-- begin Material provided --

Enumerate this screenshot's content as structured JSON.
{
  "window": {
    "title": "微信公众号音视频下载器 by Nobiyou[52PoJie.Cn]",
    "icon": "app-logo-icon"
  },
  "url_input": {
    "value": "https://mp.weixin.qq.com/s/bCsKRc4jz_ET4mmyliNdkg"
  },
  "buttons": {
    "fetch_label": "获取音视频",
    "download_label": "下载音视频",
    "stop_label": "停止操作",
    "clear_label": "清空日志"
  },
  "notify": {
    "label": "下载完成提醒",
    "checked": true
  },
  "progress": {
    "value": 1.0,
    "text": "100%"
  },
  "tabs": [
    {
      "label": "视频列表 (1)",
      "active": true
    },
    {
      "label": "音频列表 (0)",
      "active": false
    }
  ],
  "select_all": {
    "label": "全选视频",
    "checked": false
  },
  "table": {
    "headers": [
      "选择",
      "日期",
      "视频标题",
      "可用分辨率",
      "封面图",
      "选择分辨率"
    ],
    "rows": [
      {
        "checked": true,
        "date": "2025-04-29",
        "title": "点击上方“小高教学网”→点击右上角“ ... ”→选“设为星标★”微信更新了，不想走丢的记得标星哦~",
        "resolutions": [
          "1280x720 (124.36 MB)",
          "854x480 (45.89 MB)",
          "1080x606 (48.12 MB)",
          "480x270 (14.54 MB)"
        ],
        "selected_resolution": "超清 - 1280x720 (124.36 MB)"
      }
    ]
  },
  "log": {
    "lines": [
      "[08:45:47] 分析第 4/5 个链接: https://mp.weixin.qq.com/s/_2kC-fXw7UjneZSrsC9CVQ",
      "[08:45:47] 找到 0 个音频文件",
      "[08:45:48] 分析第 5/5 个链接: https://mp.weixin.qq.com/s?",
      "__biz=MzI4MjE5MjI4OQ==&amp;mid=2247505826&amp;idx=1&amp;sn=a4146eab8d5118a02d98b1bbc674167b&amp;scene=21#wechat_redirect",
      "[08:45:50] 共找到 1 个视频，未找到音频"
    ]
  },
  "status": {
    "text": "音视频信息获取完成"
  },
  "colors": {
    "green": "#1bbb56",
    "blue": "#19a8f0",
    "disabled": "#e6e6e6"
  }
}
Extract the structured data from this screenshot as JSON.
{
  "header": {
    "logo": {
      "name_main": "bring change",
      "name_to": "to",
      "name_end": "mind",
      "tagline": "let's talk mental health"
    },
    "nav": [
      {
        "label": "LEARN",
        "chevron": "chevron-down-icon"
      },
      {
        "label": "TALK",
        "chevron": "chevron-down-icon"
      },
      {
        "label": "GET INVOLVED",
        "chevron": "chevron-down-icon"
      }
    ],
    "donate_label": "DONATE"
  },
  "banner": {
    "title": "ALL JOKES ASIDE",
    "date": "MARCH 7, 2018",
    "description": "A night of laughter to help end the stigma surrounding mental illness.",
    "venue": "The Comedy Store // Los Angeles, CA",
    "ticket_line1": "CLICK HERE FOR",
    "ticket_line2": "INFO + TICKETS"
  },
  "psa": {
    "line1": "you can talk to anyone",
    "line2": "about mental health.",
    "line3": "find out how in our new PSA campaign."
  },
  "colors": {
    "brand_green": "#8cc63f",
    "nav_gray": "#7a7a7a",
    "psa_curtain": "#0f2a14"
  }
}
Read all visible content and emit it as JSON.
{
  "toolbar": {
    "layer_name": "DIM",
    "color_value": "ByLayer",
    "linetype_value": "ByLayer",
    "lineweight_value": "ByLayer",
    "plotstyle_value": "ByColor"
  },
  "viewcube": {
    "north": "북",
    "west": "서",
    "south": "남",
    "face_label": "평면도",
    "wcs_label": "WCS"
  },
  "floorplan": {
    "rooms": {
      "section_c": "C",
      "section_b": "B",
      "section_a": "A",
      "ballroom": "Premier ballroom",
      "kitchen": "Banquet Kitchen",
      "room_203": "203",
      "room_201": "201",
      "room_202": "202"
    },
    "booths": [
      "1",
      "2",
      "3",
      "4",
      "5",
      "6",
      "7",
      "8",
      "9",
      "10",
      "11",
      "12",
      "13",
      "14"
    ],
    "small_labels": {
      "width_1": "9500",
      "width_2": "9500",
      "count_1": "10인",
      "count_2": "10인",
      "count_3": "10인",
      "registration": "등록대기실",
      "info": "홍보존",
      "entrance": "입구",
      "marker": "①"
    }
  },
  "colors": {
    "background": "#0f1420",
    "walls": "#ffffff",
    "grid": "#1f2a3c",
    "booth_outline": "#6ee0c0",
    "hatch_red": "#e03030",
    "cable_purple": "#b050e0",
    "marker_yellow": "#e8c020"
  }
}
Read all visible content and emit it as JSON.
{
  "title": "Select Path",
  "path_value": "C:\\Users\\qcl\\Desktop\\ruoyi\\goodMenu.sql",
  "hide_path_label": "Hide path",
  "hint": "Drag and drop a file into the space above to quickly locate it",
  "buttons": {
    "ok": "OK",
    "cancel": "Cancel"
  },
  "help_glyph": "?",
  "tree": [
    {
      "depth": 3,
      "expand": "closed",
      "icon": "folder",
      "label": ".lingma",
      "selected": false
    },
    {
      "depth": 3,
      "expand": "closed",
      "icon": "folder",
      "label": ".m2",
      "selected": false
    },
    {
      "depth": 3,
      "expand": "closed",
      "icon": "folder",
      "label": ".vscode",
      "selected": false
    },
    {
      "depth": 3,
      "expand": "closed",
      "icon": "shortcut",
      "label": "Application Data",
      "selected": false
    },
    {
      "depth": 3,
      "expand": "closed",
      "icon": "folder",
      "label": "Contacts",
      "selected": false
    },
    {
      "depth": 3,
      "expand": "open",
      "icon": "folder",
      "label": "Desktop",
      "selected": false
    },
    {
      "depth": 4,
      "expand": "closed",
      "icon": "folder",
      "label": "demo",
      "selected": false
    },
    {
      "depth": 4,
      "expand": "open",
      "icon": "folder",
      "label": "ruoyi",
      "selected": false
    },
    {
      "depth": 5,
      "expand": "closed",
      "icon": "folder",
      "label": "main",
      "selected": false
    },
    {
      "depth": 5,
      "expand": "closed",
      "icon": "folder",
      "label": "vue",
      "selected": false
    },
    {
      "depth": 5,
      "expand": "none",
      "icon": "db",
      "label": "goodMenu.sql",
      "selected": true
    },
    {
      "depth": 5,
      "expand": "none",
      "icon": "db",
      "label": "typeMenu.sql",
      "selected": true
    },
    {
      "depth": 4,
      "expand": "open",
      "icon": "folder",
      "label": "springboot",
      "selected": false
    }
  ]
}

-- end Material provided --

> Written problem
Return all of the data word for word.

> Correct answer
Enumerate this screenshot's content as structured JSON.
{
  "window": {
    "title": "微信公众号音视频下载器 by Nobiyou[52PoJie.Cn]",
    "icon": "app-logo-icon"
  },
  "url_input": {
    "value": "https://mp.weixin.qq.com/s/bCsKRc4jz_ET4mmyliNdkg"
  },
  "buttons": {
    "fetch_label": "获取音视频",
    "download_label": "下载音视频",
    "stop_label": "停止操作",
    "clear_label": "清空日志"
  },
  "notify": {
    "label": "下载完成提醒",
    "checked": true
  },
  "progress": {
    "value": 1.0,
    "text": "100%"
  },
  "tabs": [
    {
      "label": "视频列表 (1)",
      "active": true
    },
    {
      "label": "音频列表 (0)",
      "active": false
    }
  ],
  "select_all": {
    "label": "全选视频",
    "checked": false
  },
  "table": {
    "headers": [
      "选择",
      "日期",
      "视频标题",
      "可用分辨率",
      "封面图",
      "选择分辨率"
    ],
    "rows": [
      {
        "checked": true,
        "date": "2025-04-29",
        "title": "点击上方“小高教学网”→点击右上角“ ... ”→选“设为星标★”微信更新了，不想走丢的记得标星哦~",
        "resolutions": [
          "1280x720 (124.36 MB)",
          "854x480 (45.89 MB)",
          "1080x606 (48.12 MB)",
          "480x270 (14.54 MB)"
        ],
        "selected_resolution": "超清 - 1280x720 (124.36 MB)"
      }
    ]
  },
  "log": {
    "lines": [
      "[08:45:47] 分析第 4/5 个链接: https://mp.weixin.qq.com/s/_2kC-fXw7UjneZSrsC9CVQ",
      "[08:45:47] 找到 0 个音频文件",
      "[08:45:48] 分析第 5/5 个链接: https://mp.weixin.qq.com/s?",
      "__biz=MzI4MjE5MjI4OQ==&amp;mid=2247505826&amp;idx=1&amp;sn=a4146eab8d5118a02d98b1bbc674167b&amp;scene=21#wechat_redirect",
      "[08:45:50] 共找到 1 个视频，未找到音频"
    ]
  },
  "status": {
    "text": "音视频信息获取完成"
  },
  "colors": {
    "green": "#1bbb56",
    "blue": "#19a8f0",
    "disabled": "#e6e6e6"
  }
}
Extract the structured data from this screenshot as JSON.
{
  "header": {
    "logo": {
      "name_main": "bring change",
      "name_to": "to",
      "name_end": "mind",
      "tagline": "let's talk mental health"
    },
    "nav": [
      {
        "label": "LEARN",
        "chevron": "chevron-down-icon"
      },
      {
        "label": "TALK",
        "chevron": "chevron-down-icon"
      },
      {
        "label": "GET INVOLVED",
        "chevron": "chevron-down-icon"
      }
    ],
    "donate_label": "DONATE"
  },
  "banner": {
    "title": "ALL JOKES ASIDE",
    "date": "MARCH 7, 2018",
    "description": "A night of laughter to help end the stigma surrounding mental illness.",
    "venue": "The Comedy Store // Los Angeles, CA",
    "ticket_line1": "CLICK HERE FOR",
    "ticket_line2": "INFO + TICKETS"
  },
  "psa": {
    "line1": "you can talk to anyone",
    "line2": "about mental health.",
    "line3": "find out how in our new PSA campaign."
  },
  "colors": {
    "brand_green": "#8cc63f",
    "nav_gray": "#7a7a7a",
    "psa_curtain": "#0f2a14"
  }
}
Read all visible content and emit it as JSON.
{
  "toolbar": {
    "layer_name": "DIM",
    "color_value": "ByLayer",
    "linetype_value": "ByLayer",
    "lineweight_value": "ByLayer",
    "plotstyle_value": "ByColor"
  },
  "viewcube": {
    "north": "북",
    "west": "서",
    "south": "남",
    "face_label": "평면도",
    "wcs_label": "WCS"
  },
  "floorplan": {
    "rooms": {
      "section_c": "C",
      "section_b": "B",
      "section_a": "A",
      "ballroom": "Premier ballroom",
      "kitchen": "Banquet Kitchen",
      "room_203": "203",
      "room_201": "201",
      "room_202": "202"
    },
    "booths": [
      "1",
      "2",
      "3",
      "4",
      "5",
      "6",
      "7",
      "8",
      "9",
      "10",
      "11",
      "12",
      "13",
      "14"
    ],
    "small_labels": {
      "width_1": "9500",
      "width_2": "9500",
      "count_1": "10인",
      "count_2": "10인",
      "count_3": "10인",
      "registration": "등록대기실",
      "info": "홍보존",
      "entrance": "입구",
      "marker": "①"
    }
  },
  "colors": {
    "background": "#0f1420",
    "walls": "#ffffff",
    "grid": "#1f2a3c",
    "booth_outline": "#6ee0c0",
    "hatch_red": "#e03030",
    "cable_purple": "#b050e0",
    "marker_yellow": "#e8c020"
  }
}
Read all visible content and emit it as JSON.
{
  "title": "Select Path",
  "path_value": "C:\\Users\\qcl\\Desktop\\ruoyi\\goodMenu.sql",
  "hide_path_label": "Hide path",
  "hint": "Drag and drop a file into the space above to quickly locate it",
  "buttons": {
    "ok": "OK",
    "cancel": "Cancel"
  },
  "help_glyph": "?",
  "tree": [
    {
      "depth": 3,
      "expand": "closed",
      "icon": "folder",
      "label": ".lingma",
      "selected": false
    },
    {
      "depth": 3,
      "expand": "closed",
      "icon": "folder",
      "label": ".m2",
      "selected": false
    },
    {
      "depth": 3,
      "expand": "closed",
      "icon": "folder",
      "label": ".vscode",
      "selected": false
    },
    {
      "depth": 3,
      "expand": "closed",
      "icon": "shortcut",
      "label": "Application Data",
      "selected": false
    },
    {
      "depth": 3,
      "expand": "closed",
      "icon": "folder",
      "label": "Contacts",
      "selected": false
    },
    {
      "depth": 3,
      "expand": "open",
      "icon": "folder",
      "label": "Desktop",
      "selected": false
    },
    {
      "depth": 4,
      "expand": "closed",
      "icon": "folder",
      "label": "demo",
      "selected": false
    },
    {
      "depth": 4,
      "expand": "open",
      "icon": "folder",
      "label": "ruoyi",
      "selected": false
    },
    {
      "depth": 5,
      "expand": "closed",
      "icon": "folder",
      "label": "main",
      "selected": false
    },
    {
      "depth": 5,
      "expand": "closed",
      "icon": "folder",
      "label": "vue",
      "selected": false
    },
    {
      "depth": 5,
      "expand": "none",
      "icon": "db",
      "label": "goodMenu.sql",
      "selected": true
    },
    {
      "depth": 5,
      "expand": "none",
      "icon": "db",
      "label": "typeMenu.sql",
      "selected": true
    },
    {
      "depth": 4,
      "expand": "open",
      "icon": "folder",
      "label": "springboot",
      "selected": false
    }
  ]
}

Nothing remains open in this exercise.